--- PROBLEM REQUIREMENTS ---
Quote the records that follow in full, leaving the pictures out.

--- RAW DATA ---
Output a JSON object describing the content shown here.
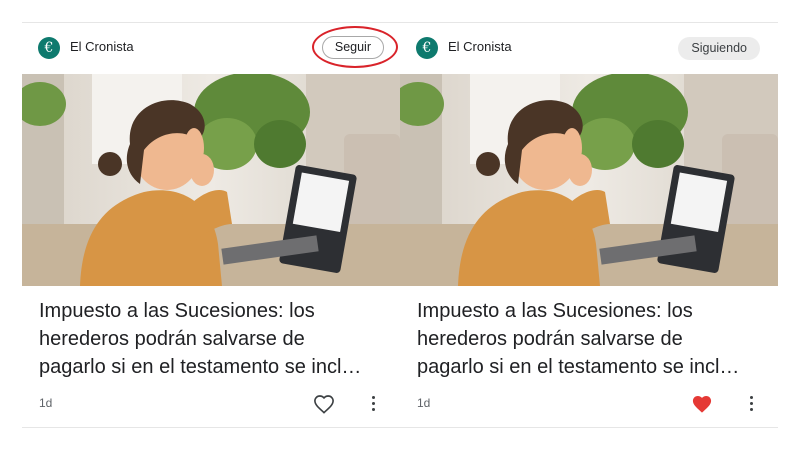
{
  "cards": [
    {
      "source": "El Cronista",
      "logo_glyph": "€",
      "follow_label": "Seguir",
      "follow_state": "not-following",
      "follow_highlighted": true,
      "headline_lines": [
        "Impuesto a las Sucesiones: los",
        "herederos podrán salvarse de",
        "pagarlo si en el testamento se incl…"
      ],
      "age": "1d",
      "liked": false,
      "like_icon": "heart-outline-icon",
      "more_icon": "more-vertical-icon"
    },
    {
      "source": "El Cronista",
      "logo_glyph": "€",
      "follow_label": "Siguiendo",
      "follow_state": "following",
      "follow_highlighted": false,
      "headline_lines": [
        "Impuesto a las Sucesiones: los",
        "herederos podrán salvarse de",
        "pagarlo si en el testamento se incl…"
      ],
      "age": "1d",
      "liked": true,
      "like_icon": "heart-filled-icon",
      "more_icon": "more-vertical-icon"
    }
  ],
  "colors": {
    "brand_logo": "#0e7a6e",
    "highlight_ring": "#d9232a",
    "heart_filled": "#e53935",
    "following_bg": "#ececec"
  }
}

--- EXERCISE SOLUTION ---
Output a JSON object describing the content shown here.
{
  "cards": [
    {
      "source": "El Cronista",
      "logo_glyph": "€",
      "follow_label": "Seguir",
      "follow_state": "not-following",
      "follow_highlighted": true,
      "headline_lines": [
        "Impuesto a las Sucesiones: los",
        "herederos podrán salvarse de",
        "pagarlo si en el testamento se incl…"
      ],
      "age": "1d",
      "liked": false,
      "like_icon": "heart-outline-icon",
      "more_icon": "more-vertical-icon"
    },
    {
      "source": "El Cronista",
      "logo_glyph": "€",
      "follow_label": "Siguiendo",
      "follow_state": "following",
      "follow_highlighted": false,
      "headline_lines": [
        "Impuesto a las Sucesiones: los",
        "herederos podrán salvarse de",
        "pagarlo si en el testamento se incl…"
      ],
      "age": "1d",
      "liked": true,
      "like_icon": "heart-filled-icon",
      "more_icon": "more-vertical-icon"
    }
  ],
  "colors": {
    "brand_logo": "#0e7a6e",
    "highlight_ring": "#d9232a",
    "heart_filled": "#e53935",
    "following_bg": "#ececec"
  }
}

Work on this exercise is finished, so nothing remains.